**Directions for this task**: Below is a block of data; give all of it again word for word.

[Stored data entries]
= = = =
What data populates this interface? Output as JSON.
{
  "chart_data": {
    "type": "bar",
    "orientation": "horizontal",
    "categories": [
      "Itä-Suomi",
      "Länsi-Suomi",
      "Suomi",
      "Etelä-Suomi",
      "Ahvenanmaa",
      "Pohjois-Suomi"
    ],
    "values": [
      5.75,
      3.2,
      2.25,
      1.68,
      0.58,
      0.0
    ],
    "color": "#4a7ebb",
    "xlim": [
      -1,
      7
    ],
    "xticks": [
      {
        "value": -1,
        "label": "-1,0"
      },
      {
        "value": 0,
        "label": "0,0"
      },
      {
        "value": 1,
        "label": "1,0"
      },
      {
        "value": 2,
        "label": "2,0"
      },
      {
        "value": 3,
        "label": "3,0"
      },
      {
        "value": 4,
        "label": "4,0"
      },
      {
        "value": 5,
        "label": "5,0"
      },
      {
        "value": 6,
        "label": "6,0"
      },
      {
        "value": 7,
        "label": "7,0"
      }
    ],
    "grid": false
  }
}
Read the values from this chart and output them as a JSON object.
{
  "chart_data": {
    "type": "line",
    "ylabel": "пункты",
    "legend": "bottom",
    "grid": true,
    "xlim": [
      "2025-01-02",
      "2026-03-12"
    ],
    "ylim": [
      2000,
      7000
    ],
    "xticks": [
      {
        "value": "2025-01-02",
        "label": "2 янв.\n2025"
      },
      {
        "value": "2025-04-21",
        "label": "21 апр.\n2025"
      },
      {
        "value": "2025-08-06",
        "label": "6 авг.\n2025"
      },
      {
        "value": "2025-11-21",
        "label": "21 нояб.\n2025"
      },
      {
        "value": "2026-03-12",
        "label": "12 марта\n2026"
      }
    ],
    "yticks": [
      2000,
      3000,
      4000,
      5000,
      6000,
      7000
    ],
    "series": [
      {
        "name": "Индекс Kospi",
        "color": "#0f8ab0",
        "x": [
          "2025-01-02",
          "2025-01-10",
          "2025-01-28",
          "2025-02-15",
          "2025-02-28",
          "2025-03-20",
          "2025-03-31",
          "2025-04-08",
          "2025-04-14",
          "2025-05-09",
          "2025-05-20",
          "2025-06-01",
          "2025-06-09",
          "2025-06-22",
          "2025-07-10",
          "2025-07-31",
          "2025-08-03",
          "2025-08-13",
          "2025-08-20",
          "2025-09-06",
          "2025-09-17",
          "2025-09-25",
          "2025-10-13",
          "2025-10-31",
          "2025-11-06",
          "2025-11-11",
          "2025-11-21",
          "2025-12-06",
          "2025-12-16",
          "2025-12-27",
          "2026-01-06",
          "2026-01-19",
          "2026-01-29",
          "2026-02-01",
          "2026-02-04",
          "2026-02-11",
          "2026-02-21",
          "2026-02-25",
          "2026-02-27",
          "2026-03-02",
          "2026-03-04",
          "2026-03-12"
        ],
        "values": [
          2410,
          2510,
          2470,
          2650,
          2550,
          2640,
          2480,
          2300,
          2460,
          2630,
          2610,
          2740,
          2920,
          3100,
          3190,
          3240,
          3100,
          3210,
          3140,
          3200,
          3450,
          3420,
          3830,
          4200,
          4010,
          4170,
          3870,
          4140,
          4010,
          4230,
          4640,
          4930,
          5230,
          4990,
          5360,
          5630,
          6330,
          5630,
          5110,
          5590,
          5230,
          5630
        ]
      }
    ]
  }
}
= = = =
**Correct response**:
What data populates this interface? Output as JSON.
{
  "chart_data": {
    "type": "bar",
    "orientation": "horizontal",
    "categories": [
      "Itä-Suomi",
      "Länsi-Suomi",
      "Suomi",
      "Etelä-Suomi",
      "Ahvenanmaa",
      "Pohjois-Suomi"
    ],
    "values": [
      5.75,
      3.2,
      2.25,
      1.68,
      0.58,
      0.0
    ],
    "color": "#4a7ebb",
    "xlim": [
      -1,
      7
    ],
    "xticks": [
      {
        "value": -1,
        "label": "-1,0"
      },
      {
        "value": 0,
        "label": "0,0"
      },
      {
        "value": 1,
        "label": "1,0"
      },
      {
        "value": 2,
        "label": "2,0"
      },
      {
        "value": 3,
        "label": "3,0"
      },
      {
        "value": 4,
        "label": "4,0"
      },
      {
        "value": 5,
        "label": "5,0"
      },
      {
        "value": 6,
        "label": "6,0"
      },
      {
        "value": 7,
        "label": "7,0"
      }
    ],
    "grid": false
  }
}
Read the values from this chart and output them as a JSON object.
{
  "chart_data": {
    "type": "line",
    "ylabel": "пункты",
    "legend": "bottom",
    "grid": true,
    "xlim": [
      "2025-01-02",
      "2026-03-12"
    ],
    "ylim": [
      2000,
      7000
    ],
    "xticks": [
      {
        "value": "2025-01-02",
        "label": "2 янв.\n2025"
      },
      {
        "value": "2025-04-21",
        "label": "21 апр.\n2025"
      },
      {
        "value": "2025-08-06",
        "label": "6 авг.\n2025"
      },
      {
        "value": "2025-11-21",
        "label": "21 нояб.\n2025"
      },
      {
        "value": "2026-03-12",
        "label": "12 марта\n2026"
      }
    ],
    "yticks": [
      2000,
      3000,
      4000,
      5000,
      6000,
      7000
    ],
    "series": [
      {
        "name": "Индекс Kospi",
        "color": "#0f8ab0",
        "x": [
          "2025-01-02",
          "2025-01-10",
          "2025-01-28",
          "2025-02-15",
          "2025-02-28",
          "2025-03-20",
          "2025-03-31",
          "2025-04-08",
          "2025-04-14",
          "2025-05-09",
          "2025-05-20",
          "2025-06-01",
          "2025-06-09",
          "2025-06-22",
          "2025-07-10",
          "2025-07-31",
          "2025-08-03",
          "2025-08-13",
          "2025-08-20",
          "2025-09-06",
          "2025-09-17",
          "2025-09-25",
          "2025-10-13",
          "2025-10-31",
          "2025-11-06",
          "2025-11-11",
          "2025-11-21",
          "2025-12-06",
          "2025-12-16",
          "2025-12-27",
          "2026-01-06",
          "2026-01-19",
          "2026-01-29",
          "2026-02-01",
          "2026-02-04",
          "2026-02-11",
          "2026-02-21",
          "2026-02-25",
          "2026-02-27",
          "2026-03-02",
          "2026-03-04",
          "2026-03-12"
        ],
        "values": [
          2410,
          2510,
          2470,
          2650,
          2550,
          2640,
          2480,
          2300,
          2460,
          2630,
          2610,
          2740,
          2920,
          3100,
          3190,
          3240,
          3100,
          3210,
          3140,
          3200,
          3450,
          3420,
          3830,
          4200,
          4010,
          4170,
          3870,
          4140,
          4010,
          4230,
          4640,
          4930,
          5230,
          4990,
          5360,
          5630,
          6330,
          5630,
          5110,
          5590,
          5230,
          5630
        ]
      }
    ]
  }
}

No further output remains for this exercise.